### [依頼 1]
一覧の中から、文字列「robot」を含む行をすべて挙げよ。

やらないのに「やります」とつい言ってしまう人のこと。
「やります」と言うばかりで一向にやらない人について、前に書いたことがあったような気がするなと思ったら、やっぱり書いていた(参照)。
ま、同じことなんだけどさ。
今回はちょっと違う角度で。
だから「B面」。
やるやる詐欺師は、たいてい常習犯である。
彼らが「やります」と言ったら、ほぼやらない。
付き合いが浅い頃には「やります」と言うのを信じて、任せたり待ったり当てにしたりして痛い目に遭うものだし、その後も「今回の『やります』は本当かも?」とチャンスを与えて、裏切られたりもする。
それで、こちらも残念ながら学ぶのである。
「『やります』と言ってるけど、やんないんだろうな」と話半分に聞くようになる。
で、やらないで終わる。
「あの『やります』をまともに聞かなくてよかった」となる。
残念だけど、それはしょうがない。
どうせやらないんだから、「やります」なんてわざわざ言わなきゃいいのに、と思うが、やるやる詐欺の人たちは、「やります」と積極的に言う。
なぜだろうか。

### [出典一覧]
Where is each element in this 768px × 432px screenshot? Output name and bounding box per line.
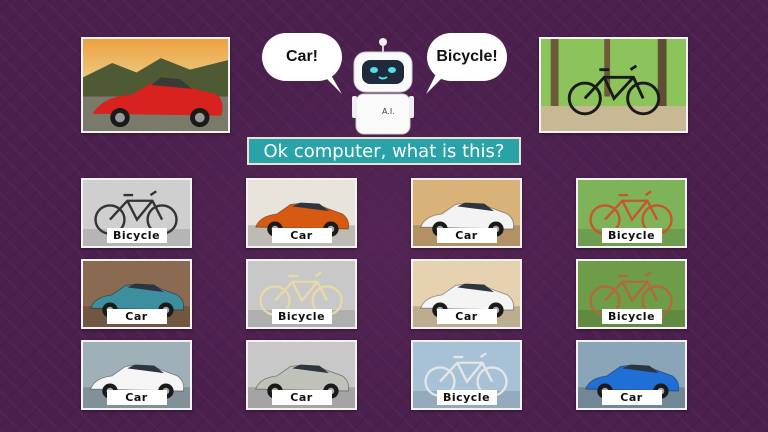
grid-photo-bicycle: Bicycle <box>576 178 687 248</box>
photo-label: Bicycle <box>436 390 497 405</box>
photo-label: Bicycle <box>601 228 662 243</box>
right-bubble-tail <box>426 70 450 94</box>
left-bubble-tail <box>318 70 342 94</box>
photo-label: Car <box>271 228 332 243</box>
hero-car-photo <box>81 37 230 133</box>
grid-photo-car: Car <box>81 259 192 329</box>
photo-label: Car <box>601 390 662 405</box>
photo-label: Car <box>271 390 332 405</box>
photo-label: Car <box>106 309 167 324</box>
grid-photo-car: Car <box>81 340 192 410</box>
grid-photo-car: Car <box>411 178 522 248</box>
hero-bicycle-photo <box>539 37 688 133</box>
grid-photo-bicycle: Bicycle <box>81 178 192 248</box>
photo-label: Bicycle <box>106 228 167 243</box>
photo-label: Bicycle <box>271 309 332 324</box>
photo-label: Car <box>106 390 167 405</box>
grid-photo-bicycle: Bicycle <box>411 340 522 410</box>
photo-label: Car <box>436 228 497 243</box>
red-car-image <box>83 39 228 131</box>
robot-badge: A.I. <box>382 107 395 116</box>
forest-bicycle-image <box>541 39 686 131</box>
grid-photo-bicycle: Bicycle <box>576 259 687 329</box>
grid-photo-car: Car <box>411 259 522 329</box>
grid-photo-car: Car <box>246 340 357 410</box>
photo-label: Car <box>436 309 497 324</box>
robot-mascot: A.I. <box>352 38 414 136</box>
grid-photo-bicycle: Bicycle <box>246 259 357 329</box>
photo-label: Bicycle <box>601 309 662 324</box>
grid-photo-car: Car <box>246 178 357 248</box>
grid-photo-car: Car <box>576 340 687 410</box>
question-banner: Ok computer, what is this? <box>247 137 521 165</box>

### [依頼 2]
「やるやる詐欺」について書かれた文章の続きを、最後の文のあとから書き上げよ。

### [回答 1]
robot-badge: A.I. <box>382 107 395 116</box>
robot-mascot: A.I. <box>352 38 414 136</box>

### [回答 2]
「やります」と言うとき、彼らは本当にやるつもりなんだろうか。
やるつもりだったけど、結果的にやらないのだろうか。
それとも、彼らの「やります」は「やる」行為とは無関係で、彼らは最初からやるつもりなんてないのだろうか。
おそらく、彼らに悪気はないのだろうと思う。
彼らには詐欺を働いているという自覚がない。
彼らの「やります」は約束ではなく、まぁ言ってみれば酔っ払いの発言みたいなものだ。
本気で聞くほうがおかしい。
もし、やるやる詐欺師を吊るし上げて問い詰めても、彼らは「やります」と言ったことを覚えていないのではないかと思う。
やるやる詐欺師に出会うのはしょうがないが、詐欺には引っかからないようにしたい。
詐欺師を撲滅することより、我が身を守ることを考える。
ま、でもたぶん一度や二度はやられちゃって、モヤモヤしたり腹が立ったり悔しい思いをしたりするんだけどさ。
彼らにも彼らの事情があると思えば、許せることもあるのかも。
やるやる詐欺師の多くは、周囲に流されやすい人たちである。
さみしがりや。
空気を読み、その場の雰囲気を良くしたいという思いが強い。
好かれたいという気持ちもありそう。
だからつい「やります」と言って、相手を喜ばせようとしてしまうのかもしれない。
そして結局は相手を喜ばせるどころか、ガッカリさせたり、イライラさせたり怒らせたりしていることを、なんとなく感じ取っているのではないかと思う。
なにしろ空気読みだからね。
原因が自分にあることは知らないし、知っていてもコロッと忘れていたり、妙に前向きで大胆だったりするので、自分が蒔いた種だとは思いにくい。
それでも、良くない空気だけは感じ取る。
信頼されていない感じ、当てにされていない雰囲気を読み取る。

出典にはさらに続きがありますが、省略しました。